>> Begin Extracted entries

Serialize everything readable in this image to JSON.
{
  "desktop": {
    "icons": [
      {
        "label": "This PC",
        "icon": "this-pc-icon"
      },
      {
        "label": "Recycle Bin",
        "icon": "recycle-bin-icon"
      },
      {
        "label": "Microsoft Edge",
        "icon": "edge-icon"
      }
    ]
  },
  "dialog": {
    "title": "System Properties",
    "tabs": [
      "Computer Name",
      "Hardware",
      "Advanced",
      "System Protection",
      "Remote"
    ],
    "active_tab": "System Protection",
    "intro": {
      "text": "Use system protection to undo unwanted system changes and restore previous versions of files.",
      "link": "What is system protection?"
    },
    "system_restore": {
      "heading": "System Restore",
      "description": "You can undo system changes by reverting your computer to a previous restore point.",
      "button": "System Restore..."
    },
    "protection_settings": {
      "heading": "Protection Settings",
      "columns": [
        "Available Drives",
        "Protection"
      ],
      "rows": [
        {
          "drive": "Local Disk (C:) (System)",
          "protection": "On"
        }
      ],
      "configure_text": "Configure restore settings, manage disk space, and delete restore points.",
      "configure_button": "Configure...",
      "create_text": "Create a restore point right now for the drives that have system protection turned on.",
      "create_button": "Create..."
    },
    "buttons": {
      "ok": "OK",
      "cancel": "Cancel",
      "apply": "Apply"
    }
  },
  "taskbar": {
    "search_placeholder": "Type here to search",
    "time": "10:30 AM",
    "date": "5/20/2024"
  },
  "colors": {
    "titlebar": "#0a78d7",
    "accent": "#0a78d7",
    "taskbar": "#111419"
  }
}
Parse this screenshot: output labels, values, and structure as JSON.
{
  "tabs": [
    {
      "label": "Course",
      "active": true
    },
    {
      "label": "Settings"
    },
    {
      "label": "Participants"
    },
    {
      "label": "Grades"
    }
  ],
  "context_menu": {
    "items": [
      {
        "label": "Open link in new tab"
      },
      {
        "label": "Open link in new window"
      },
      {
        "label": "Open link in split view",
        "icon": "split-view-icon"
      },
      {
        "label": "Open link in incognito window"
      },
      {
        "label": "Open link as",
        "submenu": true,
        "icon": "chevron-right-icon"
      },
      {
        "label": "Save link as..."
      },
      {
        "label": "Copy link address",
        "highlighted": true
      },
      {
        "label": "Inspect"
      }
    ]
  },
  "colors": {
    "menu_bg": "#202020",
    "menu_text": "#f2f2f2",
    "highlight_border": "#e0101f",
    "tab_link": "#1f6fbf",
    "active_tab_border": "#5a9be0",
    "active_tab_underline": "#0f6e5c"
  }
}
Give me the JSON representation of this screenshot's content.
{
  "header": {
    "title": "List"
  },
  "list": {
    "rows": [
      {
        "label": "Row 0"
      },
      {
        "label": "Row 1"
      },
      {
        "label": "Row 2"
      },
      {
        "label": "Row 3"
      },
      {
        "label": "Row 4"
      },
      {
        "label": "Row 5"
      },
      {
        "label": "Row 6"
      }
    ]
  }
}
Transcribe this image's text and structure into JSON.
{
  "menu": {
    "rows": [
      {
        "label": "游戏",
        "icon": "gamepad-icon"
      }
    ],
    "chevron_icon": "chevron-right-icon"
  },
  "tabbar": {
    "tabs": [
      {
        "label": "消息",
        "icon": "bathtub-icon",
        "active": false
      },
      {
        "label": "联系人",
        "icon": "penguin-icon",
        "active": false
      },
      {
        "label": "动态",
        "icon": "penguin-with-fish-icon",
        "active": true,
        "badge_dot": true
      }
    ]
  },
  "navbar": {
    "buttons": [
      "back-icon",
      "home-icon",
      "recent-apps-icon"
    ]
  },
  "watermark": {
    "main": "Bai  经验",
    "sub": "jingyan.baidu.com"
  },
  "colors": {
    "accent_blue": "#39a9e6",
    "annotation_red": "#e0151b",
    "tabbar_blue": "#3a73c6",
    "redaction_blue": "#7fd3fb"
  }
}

>> End Extracted entries

■ The task ■
Restate every entry word for word.

■ Answer to this problem ■
Serialize everything readable in this image to JSON.
{
  "desktop": {
    "icons": [
      {
        "label": "This PC",
        "icon": "this-pc-icon"
      },
      {
        "label": "Recycle Bin",
        "icon": "recycle-bin-icon"
      },
      {
        "label": "Microsoft Edge",
        "icon": "edge-icon"
      }
    ]
  },
  "dialog": {
    "title": "System Properties",
    "tabs": [
      "Computer Name",
      "Hardware",
      "Advanced",
      "System Protection",
      "Remote"
    ],
    "active_tab": "System Protection",
    "intro": {
      "text": "Use system protection to undo unwanted system changes and restore previous versions of files.",
      "link": "What is system protection?"
    },
    "system_restore": {
      "heading": "System Restore",
      "description": "You can undo system changes by reverting your computer to a previous restore point.",
      "button": "System Restore..."
    },
    "protection_settings": {
      "heading": "Protection Settings",
      "columns": [
        "Available Drives",
        "Protection"
      ],
      "rows": [
        {
          "drive": "Local Disk (C:) (System)",
          "protection": "On"
        }
      ],
      "configure_text": "Configure restore settings, manage disk space, and delete restore points.",
      "configure_button": "Configure...",
      "create_text": "Create a restore point right now for the drives that have system protection turned on.",
      "create_button": "Create..."
    },
    "buttons": {
      "ok": "OK",
      "cancel": "Cancel",
      "apply": "Apply"
    }
  },
  "taskbar": {
    "search_placeholder": "Type here to search",
    "time": "10:30 AM",
    "date": "5/20/2024"
  },
  "colors": {
    "titlebar": "#0a78d7",
    "accent": "#0a78d7",
    "taskbar": "#111419"
  }
}
Parse this screenshot: output labels, values, and structure as JSON.
{
  "tabs": [
    {
      "label": "Course",
      "active": true
    },
    {
      "label": "Settings"
    },
    {
      "label": "Participants"
    },
    {
      "label": "Grades"
    }
  ],
  "context_menu": {
    "items": [
      {
        "label": "Open link in new tab"
      },
      {
        "label": "Open link in new window"
      },
      {
        "label": "Open link in split view",
        "icon": "split-view-icon"
      },
      {
        "label": "Open link in incognito window"
      },
      {
        "label": "Open link as",
        "submenu": true,
        "icon": "chevron-right-icon"
      },
      {
        "label": "Save link as..."
      },
      {
        "label": "Copy link address",
        "highlighted": true
      },
      {
        "label": "Inspect"
      }
    ]
  },
  "colors": {
    "menu_bg": "#202020",
    "menu_text": "#f2f2f2",
    "highlight_border": "#e0101f",
    "tab_link": "#1f6fbf",
    "active_tab_border": "#5a9be0",
    "active_tab_underline": "#0f6e5c"
  }
}
Give me the JSON representation of this screenshot's content.
{
  "header": {
    "title": "List"
  },
  "list": {
    "rows": [
      {
        "label": "Row 0"
      },
      {
        "label": "Row 1"
      },
      {
        "label": "Row 2"
      },
      {
        "label": "Row 3"
      },
      {
        "label": "Row 4"
      },
      {
        "label": "Row 5"
      },
      {
        "label": "Row 6"
      }
    ]
  }
}
Transcribe this image's text and structure into JSON.
{
  "menu": {
    "rows": [
      {
        "label": "游戏",
        "icon": "gamepad-icon"
      }
    ],
    "chevron_icon": "chevron-right-icon"
  },
  "tabbar": {
    "tabs": [
      {
        "label": "消息",
        "icon": "bathtub-icon",
        "active": false
      },
      {
        "label": "联系人",
        "icon": "penguin-icon",
        "active": false
      },
      {
        "label": "动态",
        "icon": "penguin-with-fish-icon",
        "active": true,
        "badge_dot": true
      }
    ]
  },
  "navbar": {
    "buttons": [
      "back-icon",
      "home-icon",
      "recent-apps-icon"
    ]
  },
  "watermark": {
    "main": "Bai  经验",
    "sub": "jingyan.baidu.com"
  },
  "colors": {
    "accent_blue": "#39a9e6",
    "annotation_red": "#e0151b",
    "tabbar_blue": "#3a73c6",
    "redaction_blue": "#7fd3fb"
  }
}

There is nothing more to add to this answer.